YOUR GOAL: Spot each line that carries the word "данной"; copy those lines.

[Dataset items]
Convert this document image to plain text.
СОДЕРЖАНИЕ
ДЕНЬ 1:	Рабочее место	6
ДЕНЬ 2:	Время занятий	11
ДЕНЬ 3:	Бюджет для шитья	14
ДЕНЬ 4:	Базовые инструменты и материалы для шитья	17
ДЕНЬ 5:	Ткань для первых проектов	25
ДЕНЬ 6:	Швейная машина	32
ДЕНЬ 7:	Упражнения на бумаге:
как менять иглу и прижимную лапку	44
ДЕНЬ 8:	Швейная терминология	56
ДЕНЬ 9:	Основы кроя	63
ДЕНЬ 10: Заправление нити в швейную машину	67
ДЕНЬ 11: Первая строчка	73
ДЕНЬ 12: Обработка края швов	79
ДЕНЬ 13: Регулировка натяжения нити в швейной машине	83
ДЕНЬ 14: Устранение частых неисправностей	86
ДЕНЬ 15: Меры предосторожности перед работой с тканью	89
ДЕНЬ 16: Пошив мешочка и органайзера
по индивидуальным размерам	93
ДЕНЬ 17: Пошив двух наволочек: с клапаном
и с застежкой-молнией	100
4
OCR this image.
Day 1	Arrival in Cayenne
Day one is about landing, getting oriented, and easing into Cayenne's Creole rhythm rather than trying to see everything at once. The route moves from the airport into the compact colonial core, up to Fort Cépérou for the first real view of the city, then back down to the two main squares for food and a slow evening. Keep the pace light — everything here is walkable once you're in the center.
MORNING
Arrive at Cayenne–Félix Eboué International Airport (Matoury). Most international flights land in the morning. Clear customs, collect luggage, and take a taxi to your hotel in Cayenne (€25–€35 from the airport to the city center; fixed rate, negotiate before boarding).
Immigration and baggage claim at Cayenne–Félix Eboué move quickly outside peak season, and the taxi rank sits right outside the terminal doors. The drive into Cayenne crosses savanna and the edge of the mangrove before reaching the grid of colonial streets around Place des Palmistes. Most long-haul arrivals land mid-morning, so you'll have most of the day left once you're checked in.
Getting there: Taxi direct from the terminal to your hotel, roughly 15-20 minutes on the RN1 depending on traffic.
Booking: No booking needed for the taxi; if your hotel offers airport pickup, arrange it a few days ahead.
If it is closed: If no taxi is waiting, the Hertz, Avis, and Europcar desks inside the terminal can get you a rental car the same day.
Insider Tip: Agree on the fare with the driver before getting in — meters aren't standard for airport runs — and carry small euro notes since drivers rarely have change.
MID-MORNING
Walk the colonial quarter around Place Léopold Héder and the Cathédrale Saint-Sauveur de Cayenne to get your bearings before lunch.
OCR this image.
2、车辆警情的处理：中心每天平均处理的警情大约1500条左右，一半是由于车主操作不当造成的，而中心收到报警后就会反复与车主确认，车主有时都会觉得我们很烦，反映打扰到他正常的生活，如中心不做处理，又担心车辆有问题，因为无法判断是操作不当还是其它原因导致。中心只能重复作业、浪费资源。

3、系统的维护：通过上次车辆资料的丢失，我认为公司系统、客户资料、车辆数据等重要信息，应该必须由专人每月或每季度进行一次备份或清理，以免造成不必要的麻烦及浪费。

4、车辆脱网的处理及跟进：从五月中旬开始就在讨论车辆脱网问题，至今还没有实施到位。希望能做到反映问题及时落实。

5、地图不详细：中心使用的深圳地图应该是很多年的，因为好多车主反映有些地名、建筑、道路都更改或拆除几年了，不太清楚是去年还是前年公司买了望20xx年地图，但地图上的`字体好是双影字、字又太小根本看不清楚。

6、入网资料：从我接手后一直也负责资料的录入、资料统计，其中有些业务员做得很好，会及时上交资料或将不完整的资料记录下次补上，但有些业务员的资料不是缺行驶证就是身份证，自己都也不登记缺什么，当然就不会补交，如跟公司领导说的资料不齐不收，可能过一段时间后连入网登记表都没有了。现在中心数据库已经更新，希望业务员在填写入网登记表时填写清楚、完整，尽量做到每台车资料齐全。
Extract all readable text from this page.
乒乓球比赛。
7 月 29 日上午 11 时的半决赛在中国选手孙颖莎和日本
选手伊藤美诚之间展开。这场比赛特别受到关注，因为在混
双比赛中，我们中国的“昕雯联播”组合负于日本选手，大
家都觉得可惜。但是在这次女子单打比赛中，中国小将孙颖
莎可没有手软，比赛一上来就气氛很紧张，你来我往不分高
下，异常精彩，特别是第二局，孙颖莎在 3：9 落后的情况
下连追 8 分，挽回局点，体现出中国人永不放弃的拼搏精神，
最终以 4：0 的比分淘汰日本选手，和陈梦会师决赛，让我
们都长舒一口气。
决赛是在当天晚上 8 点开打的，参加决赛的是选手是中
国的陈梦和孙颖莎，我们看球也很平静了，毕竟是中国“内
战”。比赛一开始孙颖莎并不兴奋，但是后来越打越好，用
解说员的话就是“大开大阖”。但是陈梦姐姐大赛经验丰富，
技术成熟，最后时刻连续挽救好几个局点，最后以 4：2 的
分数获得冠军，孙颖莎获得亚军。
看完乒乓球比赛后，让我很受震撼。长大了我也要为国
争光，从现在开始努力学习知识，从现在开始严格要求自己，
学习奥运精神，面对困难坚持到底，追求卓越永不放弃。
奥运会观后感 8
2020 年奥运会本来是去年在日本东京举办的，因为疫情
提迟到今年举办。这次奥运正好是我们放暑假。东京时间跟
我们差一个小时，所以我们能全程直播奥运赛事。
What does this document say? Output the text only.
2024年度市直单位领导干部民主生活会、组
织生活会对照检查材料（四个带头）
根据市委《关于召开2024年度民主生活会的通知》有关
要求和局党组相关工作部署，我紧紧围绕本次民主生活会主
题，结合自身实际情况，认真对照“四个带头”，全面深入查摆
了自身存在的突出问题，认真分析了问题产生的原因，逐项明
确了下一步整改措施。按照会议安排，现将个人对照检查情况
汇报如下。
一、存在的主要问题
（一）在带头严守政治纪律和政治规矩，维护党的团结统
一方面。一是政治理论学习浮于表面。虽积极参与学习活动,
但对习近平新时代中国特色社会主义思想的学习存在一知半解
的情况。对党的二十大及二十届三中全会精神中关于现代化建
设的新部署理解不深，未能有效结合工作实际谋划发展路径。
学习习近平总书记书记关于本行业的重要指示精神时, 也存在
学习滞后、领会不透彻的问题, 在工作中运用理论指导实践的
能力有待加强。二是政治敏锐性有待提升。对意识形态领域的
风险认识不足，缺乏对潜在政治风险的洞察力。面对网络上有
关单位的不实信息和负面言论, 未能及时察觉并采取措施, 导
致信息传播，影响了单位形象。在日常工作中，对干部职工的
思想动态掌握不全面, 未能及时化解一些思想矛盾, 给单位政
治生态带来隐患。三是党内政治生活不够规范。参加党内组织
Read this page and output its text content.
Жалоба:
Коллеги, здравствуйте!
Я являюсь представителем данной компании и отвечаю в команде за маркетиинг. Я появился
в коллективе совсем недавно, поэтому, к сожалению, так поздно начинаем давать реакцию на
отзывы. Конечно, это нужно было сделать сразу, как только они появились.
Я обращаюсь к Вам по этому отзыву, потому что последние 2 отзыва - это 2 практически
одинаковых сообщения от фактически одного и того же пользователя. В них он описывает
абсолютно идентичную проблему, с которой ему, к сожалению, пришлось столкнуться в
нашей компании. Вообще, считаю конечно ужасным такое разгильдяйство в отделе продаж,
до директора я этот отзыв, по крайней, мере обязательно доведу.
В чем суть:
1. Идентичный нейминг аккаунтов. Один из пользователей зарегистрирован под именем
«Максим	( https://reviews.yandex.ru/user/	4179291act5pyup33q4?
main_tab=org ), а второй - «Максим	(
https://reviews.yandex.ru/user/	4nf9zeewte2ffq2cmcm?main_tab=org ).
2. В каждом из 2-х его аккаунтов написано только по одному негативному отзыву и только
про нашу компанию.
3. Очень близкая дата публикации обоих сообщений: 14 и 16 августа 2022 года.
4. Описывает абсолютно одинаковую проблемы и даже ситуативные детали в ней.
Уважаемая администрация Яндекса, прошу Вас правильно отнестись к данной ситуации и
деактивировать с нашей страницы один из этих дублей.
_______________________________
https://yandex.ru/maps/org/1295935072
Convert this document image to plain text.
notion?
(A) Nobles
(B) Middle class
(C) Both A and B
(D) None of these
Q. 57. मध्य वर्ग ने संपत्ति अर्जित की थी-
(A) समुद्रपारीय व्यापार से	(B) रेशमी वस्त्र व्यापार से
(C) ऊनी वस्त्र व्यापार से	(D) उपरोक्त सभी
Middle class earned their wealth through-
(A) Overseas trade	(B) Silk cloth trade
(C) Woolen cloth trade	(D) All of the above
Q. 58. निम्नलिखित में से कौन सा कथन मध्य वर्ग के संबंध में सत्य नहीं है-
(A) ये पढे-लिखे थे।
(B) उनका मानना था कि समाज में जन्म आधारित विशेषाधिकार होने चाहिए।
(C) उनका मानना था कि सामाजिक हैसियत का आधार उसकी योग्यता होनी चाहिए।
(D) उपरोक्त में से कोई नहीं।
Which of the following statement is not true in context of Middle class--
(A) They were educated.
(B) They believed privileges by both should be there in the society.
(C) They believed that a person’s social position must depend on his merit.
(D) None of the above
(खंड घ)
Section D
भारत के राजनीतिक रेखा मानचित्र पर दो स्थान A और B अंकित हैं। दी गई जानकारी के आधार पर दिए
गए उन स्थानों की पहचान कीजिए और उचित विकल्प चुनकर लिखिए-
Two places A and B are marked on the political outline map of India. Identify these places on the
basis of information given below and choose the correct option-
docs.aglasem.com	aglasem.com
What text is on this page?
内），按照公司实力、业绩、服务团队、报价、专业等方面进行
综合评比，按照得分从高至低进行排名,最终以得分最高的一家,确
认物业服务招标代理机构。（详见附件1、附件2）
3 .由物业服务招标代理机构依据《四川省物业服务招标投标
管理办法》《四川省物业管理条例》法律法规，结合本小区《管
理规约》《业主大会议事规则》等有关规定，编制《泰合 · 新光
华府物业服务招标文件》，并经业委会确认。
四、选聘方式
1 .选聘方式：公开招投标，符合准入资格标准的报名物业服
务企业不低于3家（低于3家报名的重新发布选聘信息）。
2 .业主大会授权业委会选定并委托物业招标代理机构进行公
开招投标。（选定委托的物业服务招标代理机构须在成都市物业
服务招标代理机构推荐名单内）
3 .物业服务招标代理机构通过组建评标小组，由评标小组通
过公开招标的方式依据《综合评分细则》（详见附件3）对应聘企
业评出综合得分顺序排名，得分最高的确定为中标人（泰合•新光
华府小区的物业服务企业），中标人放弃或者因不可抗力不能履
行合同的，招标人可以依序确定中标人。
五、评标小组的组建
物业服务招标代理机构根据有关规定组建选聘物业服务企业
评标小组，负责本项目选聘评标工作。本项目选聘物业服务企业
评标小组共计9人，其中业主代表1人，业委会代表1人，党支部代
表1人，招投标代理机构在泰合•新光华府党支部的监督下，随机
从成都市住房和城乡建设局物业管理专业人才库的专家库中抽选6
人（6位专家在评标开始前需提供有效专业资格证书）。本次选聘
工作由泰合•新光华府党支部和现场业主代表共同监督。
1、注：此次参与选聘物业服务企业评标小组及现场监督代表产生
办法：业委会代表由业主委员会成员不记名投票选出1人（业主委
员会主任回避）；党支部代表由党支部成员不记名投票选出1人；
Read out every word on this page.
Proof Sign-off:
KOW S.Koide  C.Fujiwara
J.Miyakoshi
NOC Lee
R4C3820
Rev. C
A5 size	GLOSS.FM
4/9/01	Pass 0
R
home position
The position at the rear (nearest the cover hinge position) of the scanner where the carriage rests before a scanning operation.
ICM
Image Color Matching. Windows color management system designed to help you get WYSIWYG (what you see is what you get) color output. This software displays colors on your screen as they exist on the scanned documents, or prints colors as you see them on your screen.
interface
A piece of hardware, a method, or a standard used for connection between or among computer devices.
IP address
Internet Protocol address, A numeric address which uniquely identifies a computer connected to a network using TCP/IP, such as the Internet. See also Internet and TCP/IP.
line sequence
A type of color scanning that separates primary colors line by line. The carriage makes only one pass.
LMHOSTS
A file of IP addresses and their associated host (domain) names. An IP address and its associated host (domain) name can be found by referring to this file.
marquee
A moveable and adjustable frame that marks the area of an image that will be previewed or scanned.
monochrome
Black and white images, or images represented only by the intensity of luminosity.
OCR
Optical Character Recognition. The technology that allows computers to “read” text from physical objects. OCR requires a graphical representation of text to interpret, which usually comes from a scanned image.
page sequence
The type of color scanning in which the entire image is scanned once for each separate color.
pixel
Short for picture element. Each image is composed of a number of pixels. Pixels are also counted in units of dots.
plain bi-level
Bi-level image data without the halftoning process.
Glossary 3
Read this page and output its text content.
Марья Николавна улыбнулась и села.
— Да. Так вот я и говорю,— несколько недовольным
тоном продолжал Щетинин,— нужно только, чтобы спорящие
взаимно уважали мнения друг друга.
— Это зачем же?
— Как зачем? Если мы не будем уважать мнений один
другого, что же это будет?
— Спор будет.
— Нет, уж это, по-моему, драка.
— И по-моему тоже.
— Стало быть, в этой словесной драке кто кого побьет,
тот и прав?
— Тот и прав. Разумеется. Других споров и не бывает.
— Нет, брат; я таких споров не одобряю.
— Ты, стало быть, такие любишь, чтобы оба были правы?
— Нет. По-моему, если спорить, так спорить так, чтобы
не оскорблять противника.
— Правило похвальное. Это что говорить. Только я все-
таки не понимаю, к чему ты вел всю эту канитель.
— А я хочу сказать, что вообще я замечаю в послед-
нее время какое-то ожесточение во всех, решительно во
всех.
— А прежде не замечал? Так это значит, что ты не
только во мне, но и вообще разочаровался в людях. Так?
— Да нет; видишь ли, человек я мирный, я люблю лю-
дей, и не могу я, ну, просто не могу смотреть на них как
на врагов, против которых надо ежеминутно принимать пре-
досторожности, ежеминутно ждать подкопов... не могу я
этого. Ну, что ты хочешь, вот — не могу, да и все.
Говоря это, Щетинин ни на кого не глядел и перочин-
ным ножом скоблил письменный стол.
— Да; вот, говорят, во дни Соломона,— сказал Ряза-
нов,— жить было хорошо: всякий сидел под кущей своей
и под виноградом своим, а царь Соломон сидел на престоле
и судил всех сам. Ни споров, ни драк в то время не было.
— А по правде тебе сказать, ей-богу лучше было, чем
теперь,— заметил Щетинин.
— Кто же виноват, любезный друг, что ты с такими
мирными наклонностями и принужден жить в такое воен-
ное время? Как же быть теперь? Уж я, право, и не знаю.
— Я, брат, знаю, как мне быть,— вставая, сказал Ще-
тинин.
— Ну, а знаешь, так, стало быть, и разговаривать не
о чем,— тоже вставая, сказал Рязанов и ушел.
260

WRITTEN ANSWER:
Я являюсь представителем данной компании и отвечаю в команде за маркетиинг. Я появился
Уважаемая администрация Яндекса, прошу Вас правильно отнестись к данной ситуации и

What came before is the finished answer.